Aim
Take the material and output all of it exactly.
** start Extracted information **
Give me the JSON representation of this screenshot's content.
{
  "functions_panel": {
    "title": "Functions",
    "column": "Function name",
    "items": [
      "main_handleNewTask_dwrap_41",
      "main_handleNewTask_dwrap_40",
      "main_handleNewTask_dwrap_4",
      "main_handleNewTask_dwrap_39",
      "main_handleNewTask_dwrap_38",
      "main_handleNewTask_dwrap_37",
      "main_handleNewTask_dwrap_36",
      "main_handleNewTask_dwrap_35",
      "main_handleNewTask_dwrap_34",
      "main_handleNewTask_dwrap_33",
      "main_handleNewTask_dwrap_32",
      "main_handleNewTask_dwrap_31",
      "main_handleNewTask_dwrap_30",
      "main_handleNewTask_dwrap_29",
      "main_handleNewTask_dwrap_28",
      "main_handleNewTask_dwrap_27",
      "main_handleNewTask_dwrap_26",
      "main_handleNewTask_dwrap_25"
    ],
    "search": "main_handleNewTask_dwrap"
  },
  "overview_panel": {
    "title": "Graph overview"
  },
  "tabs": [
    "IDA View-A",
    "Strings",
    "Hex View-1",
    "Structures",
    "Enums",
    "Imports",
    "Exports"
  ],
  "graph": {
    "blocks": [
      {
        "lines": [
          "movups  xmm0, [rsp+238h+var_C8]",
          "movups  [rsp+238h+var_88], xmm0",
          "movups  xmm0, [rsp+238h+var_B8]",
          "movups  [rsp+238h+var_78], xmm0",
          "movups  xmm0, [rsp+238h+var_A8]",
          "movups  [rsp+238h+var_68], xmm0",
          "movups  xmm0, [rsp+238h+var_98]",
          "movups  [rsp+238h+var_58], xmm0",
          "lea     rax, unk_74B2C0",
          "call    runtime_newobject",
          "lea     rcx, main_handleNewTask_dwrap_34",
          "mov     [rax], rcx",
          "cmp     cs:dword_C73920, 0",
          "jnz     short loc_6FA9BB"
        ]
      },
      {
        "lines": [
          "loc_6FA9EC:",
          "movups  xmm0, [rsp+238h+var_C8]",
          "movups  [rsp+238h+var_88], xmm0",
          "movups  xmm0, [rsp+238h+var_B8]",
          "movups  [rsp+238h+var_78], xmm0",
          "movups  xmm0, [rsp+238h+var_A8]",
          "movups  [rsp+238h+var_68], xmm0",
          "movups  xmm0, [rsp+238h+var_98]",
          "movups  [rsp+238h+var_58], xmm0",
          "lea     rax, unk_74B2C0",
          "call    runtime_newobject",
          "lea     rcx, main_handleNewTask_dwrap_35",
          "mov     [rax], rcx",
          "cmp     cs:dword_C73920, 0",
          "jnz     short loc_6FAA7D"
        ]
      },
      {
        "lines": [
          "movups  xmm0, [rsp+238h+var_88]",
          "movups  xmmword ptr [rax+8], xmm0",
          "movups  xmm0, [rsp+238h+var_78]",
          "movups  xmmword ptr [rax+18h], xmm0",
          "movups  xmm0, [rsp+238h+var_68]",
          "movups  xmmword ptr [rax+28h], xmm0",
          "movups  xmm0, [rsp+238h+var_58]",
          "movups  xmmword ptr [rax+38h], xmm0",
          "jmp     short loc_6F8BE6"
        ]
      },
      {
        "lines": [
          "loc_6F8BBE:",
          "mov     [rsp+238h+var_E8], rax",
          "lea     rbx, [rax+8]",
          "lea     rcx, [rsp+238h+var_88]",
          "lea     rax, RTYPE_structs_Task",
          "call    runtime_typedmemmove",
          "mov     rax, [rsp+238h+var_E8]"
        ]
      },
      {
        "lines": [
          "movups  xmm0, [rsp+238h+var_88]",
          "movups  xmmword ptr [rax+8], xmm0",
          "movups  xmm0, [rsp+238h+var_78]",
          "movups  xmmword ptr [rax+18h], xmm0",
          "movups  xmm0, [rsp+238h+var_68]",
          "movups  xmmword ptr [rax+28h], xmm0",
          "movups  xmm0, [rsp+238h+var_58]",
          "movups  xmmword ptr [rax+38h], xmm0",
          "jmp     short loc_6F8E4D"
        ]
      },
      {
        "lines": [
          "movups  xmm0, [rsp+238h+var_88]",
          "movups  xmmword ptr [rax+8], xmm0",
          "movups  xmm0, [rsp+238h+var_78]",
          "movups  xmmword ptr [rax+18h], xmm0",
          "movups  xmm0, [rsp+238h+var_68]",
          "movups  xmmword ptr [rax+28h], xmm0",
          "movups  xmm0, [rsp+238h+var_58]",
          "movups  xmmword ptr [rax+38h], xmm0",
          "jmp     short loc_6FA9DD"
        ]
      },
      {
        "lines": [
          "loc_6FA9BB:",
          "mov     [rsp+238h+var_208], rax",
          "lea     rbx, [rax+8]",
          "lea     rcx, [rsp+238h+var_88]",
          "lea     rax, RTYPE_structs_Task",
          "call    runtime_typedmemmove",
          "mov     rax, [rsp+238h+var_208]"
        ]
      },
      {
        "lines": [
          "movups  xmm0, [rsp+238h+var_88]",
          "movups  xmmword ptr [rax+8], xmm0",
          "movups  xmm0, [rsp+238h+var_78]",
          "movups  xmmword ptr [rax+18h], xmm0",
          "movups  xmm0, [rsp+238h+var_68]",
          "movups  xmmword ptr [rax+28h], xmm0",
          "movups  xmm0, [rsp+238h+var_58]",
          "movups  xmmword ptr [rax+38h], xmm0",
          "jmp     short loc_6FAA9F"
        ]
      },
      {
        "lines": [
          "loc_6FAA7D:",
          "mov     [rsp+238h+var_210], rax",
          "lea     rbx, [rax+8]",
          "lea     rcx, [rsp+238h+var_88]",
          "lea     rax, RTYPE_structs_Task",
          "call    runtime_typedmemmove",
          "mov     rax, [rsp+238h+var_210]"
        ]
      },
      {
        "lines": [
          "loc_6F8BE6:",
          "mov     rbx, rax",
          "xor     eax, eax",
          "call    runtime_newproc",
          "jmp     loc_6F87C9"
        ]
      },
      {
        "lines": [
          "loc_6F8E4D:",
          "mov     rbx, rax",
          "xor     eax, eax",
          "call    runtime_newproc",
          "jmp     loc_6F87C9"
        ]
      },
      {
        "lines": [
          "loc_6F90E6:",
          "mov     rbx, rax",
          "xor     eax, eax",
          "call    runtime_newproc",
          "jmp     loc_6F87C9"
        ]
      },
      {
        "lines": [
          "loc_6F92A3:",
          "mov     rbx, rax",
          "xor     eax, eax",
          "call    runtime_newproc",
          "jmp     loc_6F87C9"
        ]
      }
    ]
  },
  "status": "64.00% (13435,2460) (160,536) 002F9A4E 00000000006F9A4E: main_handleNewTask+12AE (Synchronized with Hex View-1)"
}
** end Extracted information **
Finished task
Give me the JSON representation of this screenshot's content.
{
  "functions_panel": {
    "title": "Functions",
    "column": "Function name",
    "items": [
      "main_handleNewTask_dwrap_41",
      "main_handleNewTask_dwrap_40",
      "main_handleNewTask_dwrap_4",
      "main_handleNewTask_dwrap_39",
      "main_handleNewTask_dwrap_38",
      "main_handleNewTask_dwrap_37",
      "main_handleNewTask_dwrap_36",
      "main_handleNewTask_dwrap_35",
      "main_handleNewTask_dwrap_34",
      "main_handleNewTask_dwrap_33",
      "main_handleNewTask_dwrap_32",
      "main_handleNewTask_dwrap_31",
      "main_handleNewTask_dwrap_30",
      "main_handleNewTask_dwrap_29",
      "main_handleNewTask_dwrap_28",
      "main_handleNewTask_dwrap_27",
      "main_handleNewTask_dwrap_26",
      "main_handleNewTask_dwrap_25"
    ],
    "search": "main_handleNewTask_dwrap"
  },
  "overview_panel": {
    "title": "Graph overview"
  },
  "tabs": [
    "IDA View-A",
    "Strings",
    "Hex View-1",
    "Structures",
    "Enums",
    "Imports",
    "Exports"
  ],
  "graph": {
    "blocks": [
      {
        "lines": [
          "movups  xmm0, [rsp+238h+var_C8]",
          "movups  [rsp+238h+var_88], xmm0",
          "movups  xmm0, [rsp+238h+var_B8]",
          "movups  [rsp+238h+var_78], xmm0",
          "movups  xmm0, [rsp+238h+var_A8]",
          "movups  [rsp+238h+var_68], xmm0",
          "movups  xmm0, [rsp+238h+var_98]",
          "movups  [rsp+238h+var_58], xmm0",
          "lea     rax, unk_74B2C0",
          "call    runtime_newobject",
          "lea     rcx, main_handleNewTask_dwrap_34",
          "mov     [rax], rcx",
          "cmp     cs:dword_C73920, 0",
          "jnz     short loc_6FA9BB"
        ]
      },
      {
        "lines": [
          "loc_6FA9EC:",
          "movups  xmm0, [rsp+238h+var_C8]",
          "movups  [rsp+238h+var_88], xmm0",
          "movups  xmm0, [rsp+238h+var_B8]",
          "movups  [rsp+238h+var_78], xmm0",
          "movups  xmm0, [rsp+238h+var_A8]",
          "movups  [rsp+238h+var_68], xmm0",
          "movups  xmm0, [rsp+238h+var_98]",
          "movups  [rsp+238h+var_58], xmm0",
          "lea     rax, unk_74B2C0",
          "call    runtime_newobject",
          "lea     rcx, main_handleNewTask_dwrap_35",
          "mov     [rax], rcx",
          "cmp     cs:dword_C73920, 0",
          "jnz     short loc_6FAA7D"
        ]
      },
      {
        "lines": [
          "movups  xmm0, [rsp+238h+var_88]",
          "movups  xmmword ptr [rax+8], xmm0",
          "movups  xmm0, [rsp+238h+var_78]",
          "movups  xmmword ptr [rax+18h], xmm0",
          "movups  xmm0, [rsp+238h+var_68]",
          "movups  xmmword ptr [rax+28h], xmm0",
          "movups  xmm0, [rsp+238h+var_58]",
          "movups  xmmword ptr [rax+38h], xmm0",
          "jmp     short loc_6F8BE6"
        ]
      },
      {
        "lines": [
          "loc_6F8BBE:",
          "mov     [rsp+238h+var_E8], rax",
          "lea     rbx, [rax+8]",
          "lea     rcx, [rsp+238h+var_88]",
          "lea     rax, RTYPE_structs_Task",
          "call    runtime_typedmemmove",
          "mov     rax, [rsp+238h+var_E8]"
        ]
      },
      {
        "lines": [
          "movups  xmm0, [rsp+238h+var_88]",
          "movups  xmmword ptr [rax+8], xmm0",
          "movups  xmm0, [rsp+238h+var_78]",
          "movups  xmmword ptr [rax+18h], xmm0",
          "movups  xmm0, [rsp+238h+var_68]",
          "movups  xmmword ptr [rax+28h], xmm0",
          "movups  xmm0, [rsp+238h+var_58]",
          "movups  xmmword ptr [rax+38h], xmm0",
          "jmp     short loc_6F8E4D"
        ]
      },
      {
        "lines": [
          "movups  xmm0, [rsp+238h+var_88]",
          "movups  xmmword ptr [rax+8], xmm0",
          "movups  xmm0, [rsp+238h+var_78]",
          "movups  xmmword ptr [rax+18h], xmm0",
          "movups  xmm0, [rsp+238h+var_68]",
          "movups  xmmword ptr [rax+28h], xmm0",
          "movups  xmm0, [rsp+238h+var_58]",
          "movups  xmmword ptr [rax+38h], xmm0",
          "jmp     short loc_6FA9DD"
        ]
      },
      {
        "lines": [
          "loc_6FA9BB:",
          "mov     [rsp+238h+var_208], rax",
          "lea     rbx, [rax+8]",
          "lea     rcx, [rsp+238h+var_88]",
          "lea     rax, RTYPE_structs_Task",
          "call    runtime_typedmemmove",
          "mov     rax, [rsp+238h+var_208]"
        ]
      },
      {
        "lines": [
          "movups  xmm0, [rsp+238h+var_88]",
          "movups  xmmword ptr [rax+8], xmm0",
          "movups  xmm0, [rsp+238h+var_78]",
          "movups  xmmword ptr [rax+18h], xmm0",
          "movups  xmm0, [rsp+238h+var_68]",
          "movups  xmmword ptr [rax+28h], xmm0",
          "movups  xmm0, [rsp+238h+var_58]",
          "movups  xmmword ptr [rax+38h], xmm0",
          "jmp     short loc_6FAA9F"
        ]
      },
      {
        "lines": [
          "loc_6FAA7D:",
          "mov     [rsp+238h+var_210], rax",
          "lea     rbx, [rax+8]",
          "lea     rcx, [rsp+238h+var_88]",
          "lea     rax, RTYPE_structs_Task",
          "call    runtime_typedmemmove",
          "mov     rax, [rsp+238h+var_210]"
        ]
      },
      {
        "lines": [
          "loc_6F8BE6:",
          "mov     rbx, rax",
          "xor     eax, eax",
          "call    runtime_newproc",
          "jmp     loc_6F87C9"
        ]
      },
      {
        "lines": [
          "loc_6F8E4D:",
          "mov     rbx, rax",
          "xor     eax, eax",
          "call    runtime_newproc",
          "jmp     loc_6F87C9"
        ]
      },
      {
        "lines": [
          "loc_6F90E6:",
          "mov     rbx, rax",
          "xor     eax, eax",
          "call    runtime_newproc",
          "jmp     loc_6F87C9"
        ]
      },
      {
        "lines": [
          "loc_6F92A3:",
          "mov     rbx, rax",
          "xor     eax, eax",
          "call    runtime_newproc",
          "jmp     loc_6F87C9"
        ]
      }
    ]
  },
  "status": "64.00% (13435,2460) (160,536) 002F9A4E 00000000006F9A4E: main_handleNewTask+12AE (Synchronized with Hex View-1)"
}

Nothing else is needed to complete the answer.